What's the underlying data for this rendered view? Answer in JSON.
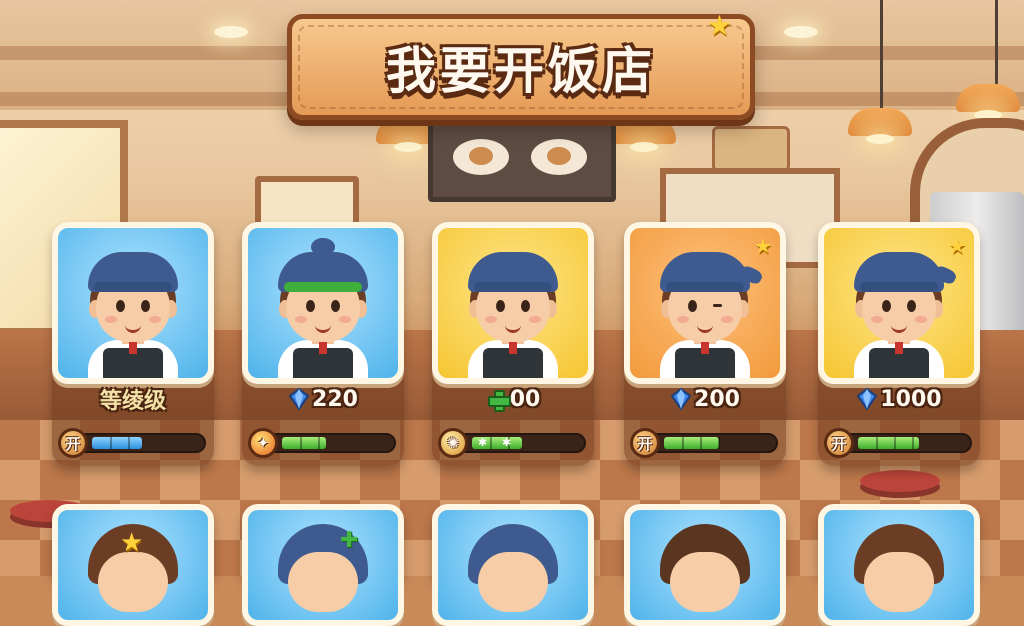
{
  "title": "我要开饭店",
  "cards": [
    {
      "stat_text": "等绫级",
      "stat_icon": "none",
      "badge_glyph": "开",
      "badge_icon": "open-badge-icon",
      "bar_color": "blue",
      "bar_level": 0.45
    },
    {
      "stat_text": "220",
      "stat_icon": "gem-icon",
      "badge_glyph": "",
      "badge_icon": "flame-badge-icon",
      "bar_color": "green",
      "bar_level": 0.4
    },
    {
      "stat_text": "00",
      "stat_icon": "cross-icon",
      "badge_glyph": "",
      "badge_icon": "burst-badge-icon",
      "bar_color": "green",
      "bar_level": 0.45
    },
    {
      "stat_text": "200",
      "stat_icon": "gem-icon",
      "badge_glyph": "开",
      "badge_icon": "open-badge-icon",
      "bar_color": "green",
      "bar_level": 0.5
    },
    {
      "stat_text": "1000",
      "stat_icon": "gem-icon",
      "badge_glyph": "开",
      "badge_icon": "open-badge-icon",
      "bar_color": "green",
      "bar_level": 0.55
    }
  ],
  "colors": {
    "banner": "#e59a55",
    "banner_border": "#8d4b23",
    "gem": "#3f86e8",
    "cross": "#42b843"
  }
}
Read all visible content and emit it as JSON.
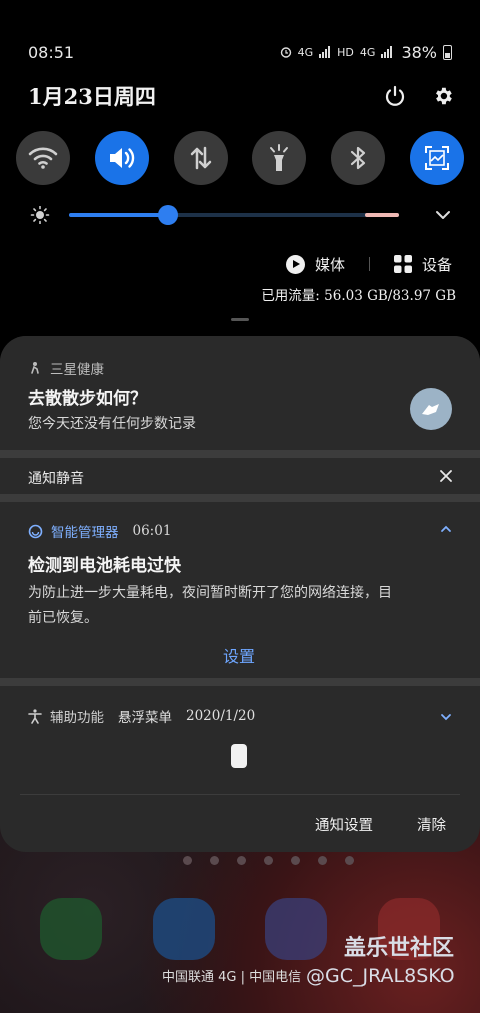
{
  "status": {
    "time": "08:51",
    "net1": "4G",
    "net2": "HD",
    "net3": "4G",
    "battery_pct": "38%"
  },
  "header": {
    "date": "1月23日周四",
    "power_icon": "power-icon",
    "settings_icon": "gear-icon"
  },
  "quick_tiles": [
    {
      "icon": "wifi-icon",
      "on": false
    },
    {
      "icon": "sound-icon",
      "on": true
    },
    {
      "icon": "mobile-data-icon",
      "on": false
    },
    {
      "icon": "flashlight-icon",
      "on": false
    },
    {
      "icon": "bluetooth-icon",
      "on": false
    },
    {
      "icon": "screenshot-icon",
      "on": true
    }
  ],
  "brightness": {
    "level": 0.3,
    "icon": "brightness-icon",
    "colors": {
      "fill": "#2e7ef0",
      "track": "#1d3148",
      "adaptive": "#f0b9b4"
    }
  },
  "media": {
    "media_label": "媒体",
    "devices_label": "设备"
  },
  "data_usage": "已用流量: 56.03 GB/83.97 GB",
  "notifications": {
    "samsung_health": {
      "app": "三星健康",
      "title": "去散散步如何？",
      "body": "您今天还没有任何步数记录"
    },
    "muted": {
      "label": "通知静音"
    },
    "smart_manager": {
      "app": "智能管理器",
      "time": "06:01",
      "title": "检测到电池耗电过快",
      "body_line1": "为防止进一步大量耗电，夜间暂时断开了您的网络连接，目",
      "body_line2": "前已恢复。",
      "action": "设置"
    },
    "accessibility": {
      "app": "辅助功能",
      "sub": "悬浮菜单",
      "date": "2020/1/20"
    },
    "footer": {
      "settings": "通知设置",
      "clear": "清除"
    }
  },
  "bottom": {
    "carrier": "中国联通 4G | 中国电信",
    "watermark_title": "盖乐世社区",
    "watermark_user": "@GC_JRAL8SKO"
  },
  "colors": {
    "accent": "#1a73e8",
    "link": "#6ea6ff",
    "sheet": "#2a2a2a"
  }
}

--*--

__PROBLEM DESCRIPTION__. Without the pictures, restate all of the entries above verbatim.

__ANSWER TO THIS TASK__.
What's the underlying data for this rendered view? Answer in JSON.
{
  "title": "我要开饭店",
  "cards": [
    {
      "stat_text": "等绫级",
      "stat_icon": "none",
      "badge_glyph": "开",
      "badge_icon": "open-badge-icon",
      "bar_color": "blue",
      "bar_level": 0.45
    },
    {
      "stat_text": "220",
      "stat_icon": "gem-icon",
      "badge_glyph": "",
      "badge_icon": "flame-badge-icon",
      "bar_color": "green",
      "bar_level": 0.4
    },
    {
      "stat_text": "00",
      "stat_icon": "cross-icon",
      "badge_glyph": "",
      "badge_icon": "burst-badge-icon",
      "bar_color": "green",
      "bar_level": 0.45
    },
    {
      "stat_text": "200",
      "stat_icon": "gem-icon",
      "badge_glyph": "开",
      "badge_icon": "open-badge-icon",
      "bar_color": "green",
      "bar_level": 0.5
    },
    {
      "stat_text": "1000",
      "stat_icon": "gem-icon",
      "badge_glyph": "开",
      "badge_icon": "open-badge-icon",
      "bar_color": "green",
      "bar_level": 0.55
    }
  ],
  "colors": {
    "banner": "#e59a55",
    "banner_border": "#8d4b23",
    "gem": "#3f86e8",
    "cross": "#42b843"
  }
}
Read all visible content and emit it as JSON.
{
  "status": {
    "time": "08:51",
    "net1": "4G",
    "net2": "HD",
    "net3": "4G",
    "battery_pct": "38%"
  },
  "header": {
    "date": "1月23日周四",
    "power_icon": "power-icon",
    "settings_icon": "gear-icon"
  },
  "quick_tiles": [
    {
      "icon": "wifi-icon",
      "on": false
    },
    {
      "icon": "sound-icon",
      "on": true
    },
    {
      "icon": "mobile-data-icon",
      "on": false
    },
    {
      "icon": "flashlight-icon",
      "on": false
    },
    {
      "icon": "bluetooth-icon",
      "on": false
    },
    {
      "icon": "screenshot-icon",
      "on": true
    }
  ],
  "brightness": {
    "level": 0.3,
    "icon": "brightness-icon",
    "colors": {
      "fill": "#2e7ef0",
      "track": "#1d3148",
      "adaptive": "#f0b9b4"
    }
  },
  "media": {
    "media_label": "媒体",
    "devices_label": "设备"
  },
  "data_usage": "已用流量: 56.03 GB/83.97 GB",
  "notifications": {
    "samsung_health": {
      "app": "三星健康",
      "title": "去散散步如何？",
      "body": "您今天还没有任何步数记录"
    },
    "muted": {
      "label": "通知静音"
    },
    "smart_manager": {
      "app": "智能管理器",
      "time": "06:01",
      "title": "检测到电池耗电过快",
      "body_line1": "为防止进一步大量耗电，夜间暂时断开了您的网络连接，目",
      "body_line2": "前已恢复。",
      "action": "设置"
    },
    "accessibility": {
      "app": "辅助功能",
      "sub": "悬浮菜单",
      "date": "2020/1/20"
    },
    "footer": {
      "settings": "通知设置",
      "clear": "清除"
    }
  },
  "bottom": {
    "carrier": "中国联通 4G | 中国电信",
    "watermark_title": "盖乐世社区",
    "watermark_user": "@GC_JRAL8SKO"
  },
  "colors": {
    "accent": "#1a73e8",
    "link": "#6ea6ff",
    "sheet": "#2a2a2a"
  }
}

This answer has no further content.